◆ **Problems to solve**:
[A] According to the text on Kalitha Dorothy Fox, in what year did her mother die?
[B] Rewrite the passage of the Kalitha Dorothy Fox text starting with "Kalitha Dorothy Fox (1894" and going on through "by Liza Lehmann.", swapping "solo piano piece" for "short piano piece".
[C] Write the next part of the text about Kalitha Dorothy Fox, picking up after its final sentence.

◆ **Text**:
========================================================================
= Kalitha Dorothy Fox =

English composer and author

Kalitha Dorothy Fox (1894 - 11 August 1934) was an English composer. She was born in London to wealthy parents. Her mother died in 1905, and a year later, aged 11, she composed the solo piano piece Affliction – on the death of my mother, which was published by Augener. The arrangement - credited to 'L.L' - may have been by Liza Lehmann.

A set of her mature compositions was published by Maurice Senart in the 1920s and 1930s, and there were occasional performances - her Suite for String Orchestra was heard in London in 1925, her substantial Piano Trio (lasting 40 minutes) was performed at a Society of Women Musicians concert at 74 Grosvenor Street, London on 10 July 1926, and her Viola Sonata was broadcast from Bournemouth on 21 November 1927. Another trio, for flute, viola and piano, was performed at Grosvenor Street on 9 July, 1932. There are modern recordings of her Chant Élégiaque, op. 6 for cello and piano, and of her Viola Sonata, op, 7.
========================================================================
◆ **Material**:
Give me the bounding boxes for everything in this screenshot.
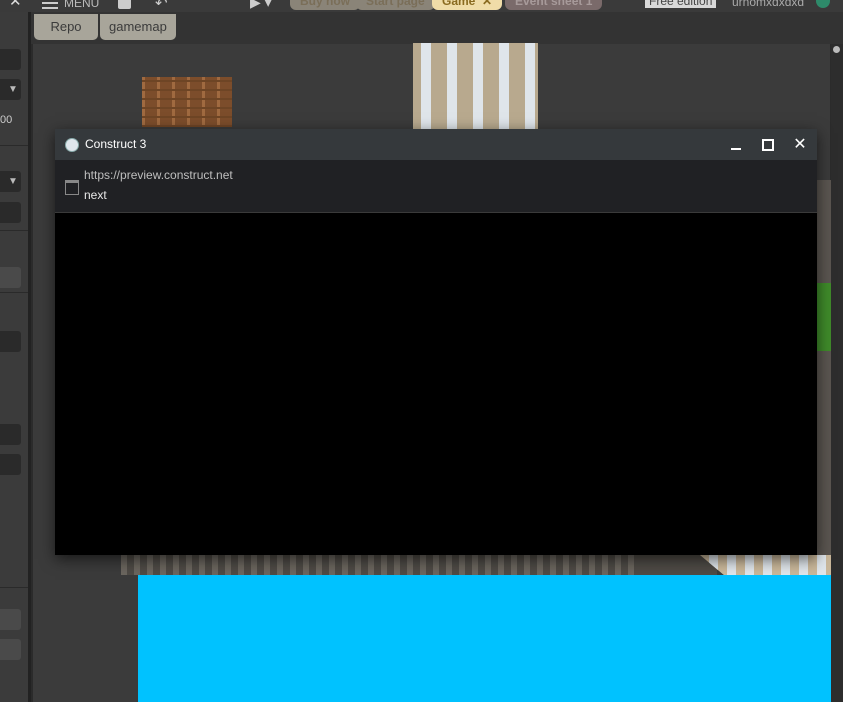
tab-game[interactable]: Game ✕ — [432, 0, 503, 10]
window-titlebar[interactable]: Construct 3 ✕ — [55, 129, 817, 160]
edition-badge: Free edition — [645, 0, 717, 8]
avatar-icon[interactable] — [816, 0, 830, 8]
tab-close-icon[interactable]: ✕ — [482, 0, 492, 8]
tab-repo[interactable]: Repo — [34, 14, 98, 40]
property-value[interactable]: 00 — [0, 114, 12, 126]
minimize-icon — [731, 148, 741, 150]
game-viewport[interactable] — [55, 213, 817, 555]
property-field[interactable] — [0, 49, 21, 70]
vertical-scrollbar[interactable] — [831, 44, 843, 702]
divider — [0, 145, 28, 146]
lock-icon[interactable] — [118, 0, 131, 9]
preview-window: Construct 3 ✕ https://preview.construct.… — [55, 129, 817, 555]
divider — [0, 230, 28, 231]
property-field[interactable] — [0, 267, 21, 288]
sky-background[interactable] — [138, 575, 831, 702]
username[interactable]: urnomxdxdxd — [732, 0, 804, 9]
play-icon[interactable]: ▶ ▾ — [250, 0, 272, 11]
menu-label[interactable]: MENU — [64, 0, 99, 10]
url-text: https://preview.construct.net — [84, 168, 233, 182]
property-field[interactable] — [0, 454, 21, 475]
stone-ground-sprite[interactable] — [121, 555, 637, 575]
property-field[interactable] — [0, 331, 21, 352]
property-field[interactable] — [0, 609, 21, 630]
tab-event-sheet[interactable]: Event sheet 1 — [505, 0, 603, 10]
tab-game-label: Game — [442, 0, 476, 8]
maximize-button[interactable] — [757, 134, 779, 156]
divider — [0, 292, 28, 293]
grass-sprite[interactable] — [817, 283, 831, 351]
site-info-icon[interactable] — [65, 180, 79, 195]
close-button[interactable]: ✕ — [789, 134, 811, 156]
property-field[interactable] — [0, 424, 21, 445]
brick-sprite[interactable] — [142, 77, 232, 127]
property-dropdown[interactable]: ▼ — [0, 79, 21, 100]
undo-icon[interactable]: ↶ — [155, 0, 168, 12]
properties-panel: ▼ 00 ▼ — [0, 12, 31, 702]
chevron-down-icon: ▼ — [8, 176, 18, 187]
layout-tab-bar: Repo gamemap — [31, 12, 843, 44]
construct-logo-icon — [65, 138, 79, 152]
chevron-down-icon: ▼ — [8, 84, 18, 95]
address-bar: https://preview.construct.net next — [55, 160, 817, 213]
tab-gamemap[interactable]: gamemap — [100, 14, 176, 40]
minimize-button[interactable] — [725, 134, 747, 156]
building-sprite[interactable] — [413, 43, 538, 129]
property-field[interactable] — [0, 639, 21, 660]
menu-icon[interactable] — [42, 0, 58, 9]
window-title: Construct 3 — [85, 137, 147, 151]
main-toolbar: ✕ MENU ↶ ▶ ▾ Buy now Start page Game ✕ E… — [0, 0, 843, 12]
scroll-thumb[interactable] — [833, 46, 840, 53]
divider — [0, 587, 28, 588]
tab-buy-now[interactable]: Buy now — [290, 0, 360, 10]
property-dropdown[interactable]: ▼ — [0, 171, 21, 192]
tab-start-page[interactable]: Start page — [356, 0, 435, 10]
property-field[interactable] — [0, 202, 21, 223]
page-title: next — [84, 188, 107, 202]
close-icon[interactable]: ✕ — [9, 0, 22, 9]
maximize-icon — [762, 139, 774, 151]
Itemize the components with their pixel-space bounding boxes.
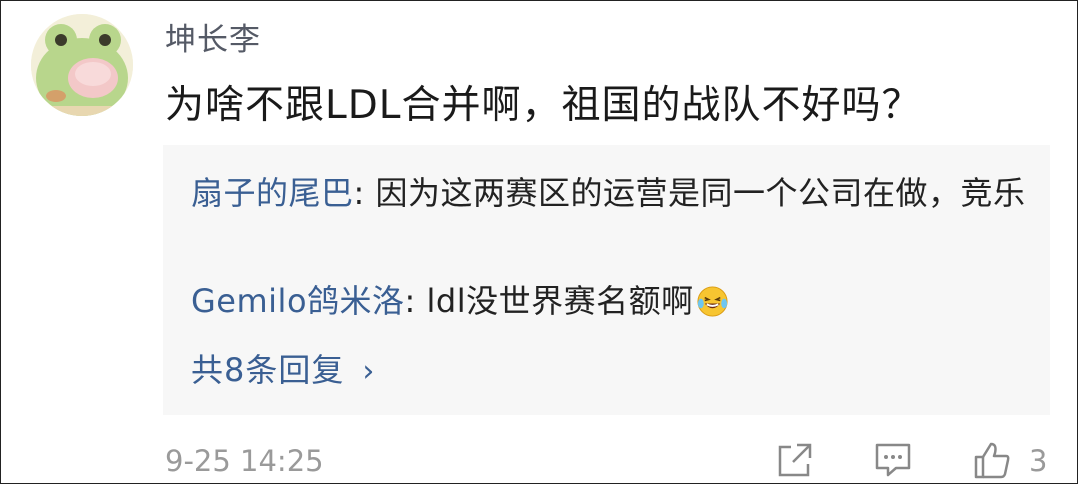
laughing-tears-emoji — [697, 286, 728, 317]
reply-author[interactable]: 扇子的尾巴 — [191, 174, 354, 212]
more-replies-label: 共8条回复 — [191, 351, 345, 389]
like-count: 3 — [1029, 444, 1048, 478]
chevron-right-icon: › — [362, 354, 376, 389]
reply-separator: : — [404, 282, 427, 320]
reply-author[interactable]: Gemilo鸽米洛 — [191, 282, 405, 320]
view-more-replies-link[interactable]: 共8条回复 › — [191, 345, 375, 391]
thumbs-up-icon[interactable] — [972, 440, 1012, 480]
share-icon[interactable] — [775, 440, 815, 480]
comment-timestamp: 9-25 14:25 — [165, 444, 324, 478]
avatar[interactable] — [31, 14, 133, 116]
frog-avatar-icon — [31, 14, 133, 116]
comment-username[interactable]: 坤长李 — [165, 14, 261, 59]
reply-box[interactable]: 扇子的尾巴: 因为这两赛区的运营是同一个公司在做，竞乐 Gemilo鸽米洛: l… — [163, 145, 1050, 415]
comment-icon[interactable] — [873, 440, 913, 480]
reply-item[interactable]: Gemilo鸽米洛: ldl没世界赛名额啊 — [191, 279, 1041, 323]
reply-text: ldl没世界赛名额啊 — [426, 282, 694, 320]
comment-text: 为啥不跟LDL合并啊，祖国的战队不好吗？ — [165, 83, 922, 128]
reply-separator: : — [353, 174, 376, 212]
reply-text: 因为这两赛区的运营是同一个公司在做，竞乐 — [375, 174, 1026, 212]
reply-item[interactable]: 扇子的尾巴: 因为这两赛区的运营是同一个公司在做，竞乐 — [191, 171, 1041, 215]
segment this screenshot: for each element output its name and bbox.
========================================================================
◆ **Answers given**:
[A] 1905

[B]
Kalitha Dorothy Fox (1894 - 11 August 1934) was an English composer. She was born in London to wealthy parents. Her mother died in 1905, and a year later, aged 11, she composed the short piano piece Affliction – on the death of my mother, which was published by Augener. The arrangement - credited to 'L.L' - may have been by Liza Lehmann.

[C]
Fox suffered from ill-health and a nervous disposition throughout her life. She had a London address in Hyde Park Square, spent some time in France, and from the mid-1920s until her death lived at Windsor House, Amersham with her friend, the novelist Christabel Lowndes-Yates (1880-1966). A concert of her music was given in London about a month before her death.

She committed suicide at the age of 40 at the White Hart Hotel in Windsor, having left the house at Amersham apparently upset by the noise of road drilling outside. A number of half-finished manuscripts were found in her luggage. The death and inquest received considerable attention in the newspapers. Her estate was valued at £13,635. A Phantasy Quartet was performed as a tribute a year after her death.

==Selected works==
- Chamber music
- Scherzo in C for violin and piano, op. 4 (published 1910)
- Chant Élégiaque for cello and piano, op. 6 (published 1921)
- Suite for string orchestra (performed 1925, presumed lost)
- Sonata in C minor for viola and piano, op. 7 (ca. 1925)
- Trio for piano, violin and cello (performed 1926, presumed lost)
- Sonata for violin and piano (published 1931)
- Trio for flute, viola and piano (performed 1932)
- Phantasy Quartet (posthumous performance, 1935)

- Piano
- Affliction: On the Death of My Mother (published 1906); arrangement by L. L.
- Fantasie in C♯ minor, op. 2 (published 1910)
- Minuet in G minor, op. 3 (published 1910)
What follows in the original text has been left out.